- _Instruction_
Take the data below and repeat it exactly.

══ Task data ══

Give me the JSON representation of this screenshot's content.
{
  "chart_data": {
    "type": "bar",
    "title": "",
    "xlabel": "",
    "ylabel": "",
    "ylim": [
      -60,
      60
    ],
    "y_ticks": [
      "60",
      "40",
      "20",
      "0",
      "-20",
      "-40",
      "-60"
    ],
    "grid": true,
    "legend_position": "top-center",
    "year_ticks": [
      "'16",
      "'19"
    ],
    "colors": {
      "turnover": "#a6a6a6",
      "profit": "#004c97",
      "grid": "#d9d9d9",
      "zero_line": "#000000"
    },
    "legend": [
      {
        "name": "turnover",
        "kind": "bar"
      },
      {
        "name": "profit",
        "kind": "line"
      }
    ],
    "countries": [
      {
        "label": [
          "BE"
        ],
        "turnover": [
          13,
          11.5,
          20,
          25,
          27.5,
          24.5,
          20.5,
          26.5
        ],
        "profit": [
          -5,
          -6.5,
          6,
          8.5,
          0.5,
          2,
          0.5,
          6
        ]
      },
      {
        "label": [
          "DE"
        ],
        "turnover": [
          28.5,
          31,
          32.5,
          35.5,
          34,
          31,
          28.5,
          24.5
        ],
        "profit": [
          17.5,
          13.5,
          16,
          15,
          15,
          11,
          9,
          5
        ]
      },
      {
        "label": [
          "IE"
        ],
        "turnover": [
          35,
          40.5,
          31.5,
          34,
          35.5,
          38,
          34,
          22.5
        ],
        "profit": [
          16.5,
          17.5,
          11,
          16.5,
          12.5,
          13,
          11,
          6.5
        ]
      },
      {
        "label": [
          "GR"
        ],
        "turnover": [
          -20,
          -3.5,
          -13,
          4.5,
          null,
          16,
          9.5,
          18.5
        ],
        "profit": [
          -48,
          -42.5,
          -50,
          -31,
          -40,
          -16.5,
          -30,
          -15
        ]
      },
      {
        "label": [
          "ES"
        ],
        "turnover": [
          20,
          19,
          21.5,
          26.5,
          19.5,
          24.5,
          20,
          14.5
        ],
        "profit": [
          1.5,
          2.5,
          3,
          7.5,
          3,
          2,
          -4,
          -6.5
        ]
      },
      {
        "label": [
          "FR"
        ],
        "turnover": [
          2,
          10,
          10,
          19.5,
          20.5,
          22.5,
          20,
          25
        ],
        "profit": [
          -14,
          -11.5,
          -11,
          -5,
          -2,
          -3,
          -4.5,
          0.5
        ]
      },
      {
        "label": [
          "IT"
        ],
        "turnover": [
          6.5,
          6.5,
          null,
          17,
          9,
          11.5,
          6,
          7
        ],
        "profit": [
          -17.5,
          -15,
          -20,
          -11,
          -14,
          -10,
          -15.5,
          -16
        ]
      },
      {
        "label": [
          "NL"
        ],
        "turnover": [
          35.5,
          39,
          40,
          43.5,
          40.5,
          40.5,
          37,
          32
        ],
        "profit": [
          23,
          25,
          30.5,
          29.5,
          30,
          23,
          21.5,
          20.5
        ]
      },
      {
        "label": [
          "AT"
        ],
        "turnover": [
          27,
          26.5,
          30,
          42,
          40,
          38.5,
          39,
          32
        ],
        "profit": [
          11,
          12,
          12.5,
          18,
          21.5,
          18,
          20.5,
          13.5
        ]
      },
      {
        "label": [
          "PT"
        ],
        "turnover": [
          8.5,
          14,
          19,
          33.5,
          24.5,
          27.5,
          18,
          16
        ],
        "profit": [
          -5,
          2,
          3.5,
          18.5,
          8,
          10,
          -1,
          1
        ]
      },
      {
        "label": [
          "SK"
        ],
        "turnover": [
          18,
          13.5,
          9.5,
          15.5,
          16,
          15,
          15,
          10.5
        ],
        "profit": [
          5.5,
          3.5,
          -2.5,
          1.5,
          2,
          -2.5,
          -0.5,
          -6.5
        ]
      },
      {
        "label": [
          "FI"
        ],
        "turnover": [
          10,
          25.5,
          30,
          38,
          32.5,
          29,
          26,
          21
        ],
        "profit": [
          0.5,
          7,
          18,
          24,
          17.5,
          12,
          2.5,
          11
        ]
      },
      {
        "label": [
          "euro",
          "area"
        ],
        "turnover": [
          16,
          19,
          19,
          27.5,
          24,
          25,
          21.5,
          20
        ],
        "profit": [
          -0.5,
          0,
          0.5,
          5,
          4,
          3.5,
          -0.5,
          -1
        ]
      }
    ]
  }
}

═══

- _Exercise result_
Give me the JSON representation of this screenshot's content.
{
  "chart_data": {
    "type": "bar",
    "title": "",
    "xlabel": "",
    "ylabel": "",
    "ylim": [
      -60,
      60
    ],
    "y_ticks": [
      "60",
      "40",
      "20",
      "0",
      "-20",
      "-40",
      "-60"
    ],
    "grid": true,
    "legend_position": "top-center",
    "year_ticks": [
      "'16",
      "'19"
    ],
    "colors": {
      "turnover": "#a6a6a6",
      "profit": "#004c97",
      "grid": "#d9d9d9",
      "zero_line": "#000000"
    },
    "legend": [
      {
        "name": "turnover",
        "kind": "bar"
      },
      {
        "name": "profit",
        "kind": "line"
      }
    ],
    "countries": [
      {
        "label": [
          "BE"
        ],
        "turnover": [
          13,
          11.5,
          20,
          25,
          27.5,
          24.5,
          20.5,
          26.5
        ],
        "profit": [
          -5,
          -6.5,
          6,
          8.5,
          0.5,
          2,
          0.5,
          6
        ]
      },
      {
        "label": [
          "DE"
        ],
        "turnover": [
          28.5,
          31,
          32.5,
          35.5,
          34,
          31,
          28.5,
          24.5
        ],
        "profit": [
          17.5,
          13.5,
          16,
          15,
          15,
          11,
          9,
          5
        ]
      },
      {
        "label": [
          "IE"
        ],
        "turnover": [
          35,
          40.5,
          31.5,
          34,
          35.5,
          38,
          34,
          22.5
        ],
        "profit": [
          16.5,
          17.5,
          11,
          16.5,
          12.5,
          13,
          11,
          6.5
        ]
      },
      {
        "label": [
          "GR"
        ],
        "turnover": [
          -20,
          -3.5,
          -13,
          4.5,
          null,
          16,
          9.5,
          18.5
        ],
        "profit": [
          -48,
          -42.5,
          -50,
          -31,
          -40,
          -16.5,
          -30,
          -15
        ]
      },
      {
        "label": [
          "ES"
        ],
        "turnover": [
          20,
          19,
          21.5,
          26.5,
          19.5,
          24.5,
          20,
          14.5
        ],
        "profit": [
          1.5,
          2.5,
          3,
          7.5,
          3,
          2,
          -4,
          -6.5
        ]
      },
      {
        "label": [
          "FR"
        ],
        "turnover": [
          2,
          10,
          10,
          19.5,
          20.5,
          22.5,
          20,
          25
        ],
        "profit": [
          -14,
          -11.5,
          -11,
          -5,
          -2,
          -3,
          -4.5,
          0.5
        ]
      },
      {
        "label": [
          "IT"
        ],
        "turnover": [
          6.5,
          6.5,
          null,
          17,
          9,
          11.5,
          6,
          7
        ],
        "profit": [
          -17.5,
          -15,
          -20,
          -11,
          -14,
          -10,
          -15.5,
          -16
        ]
      },
      {
        "label": [
          "NL"
        ],
        "turnover": [
          35.5,
          39,
          40,
          43.5,
          40.5,
          40.5,
          37,
          32
        ],
        "profit": [
          23,
          25,
          30.5,
          29.5,
          30,
          23,
          21.5,
          20.5
        ]
      },
      {
        "label": [
          "AT"
        ],
        "turnover": [
          27,
          26.5,
          30,
          42,
          40,
          38.5,
          39,
          32
        ],
        "profit": [
          11,
          12,
          12.5,
          18,
          21.5,
          18,
          20.5,
          13.5
        ]
      },
      {
        "label": [
          "PT"
        ],
        "turnover": [
          8.5,
          14,
          19,
          33.5,
          24.5,
          27.5,
          18,
          16
        ],
        "profit": [
          -5,
          2,
          3.5,
          18.5,
          8,
          10,
          -1,
          1
        ]
      },
      {
        "label": [
          "SK"
        ],
        "turnover": [
          18,
          13.5,
          9.5,
          15.5,
          16,
          15,
          15,
          10.5
        ],
        "profit": [
          5.5,
          3.5,
          -2.5,
          1.5,
          2,
          -2.5,
          -0.5,
          -6.5
        ]
      },
      {
        "label": [
          "FI"
        ],
        "turnover": [
          10,
          25.5,
          30,
          38,
          32.5,
          29,
          26,
          21
        ],
        "profit": [
          0.5,
          7,
          18,
          24,
          17.5,
          12,
          2.5,
          11
        ]
      },
      {
        "label": [
          "euro",
          "area"
        ],
        "turnover": [
          16,
          19,
          19,
          27.5,
          24,
          25,
          21.5,
          20
        ],
        "profit": [
          -0.5,
          0,
          0.5,
          5,
          4,
          3.5,
          -0.5,
          -1
        ]
      }
    ]
  }
}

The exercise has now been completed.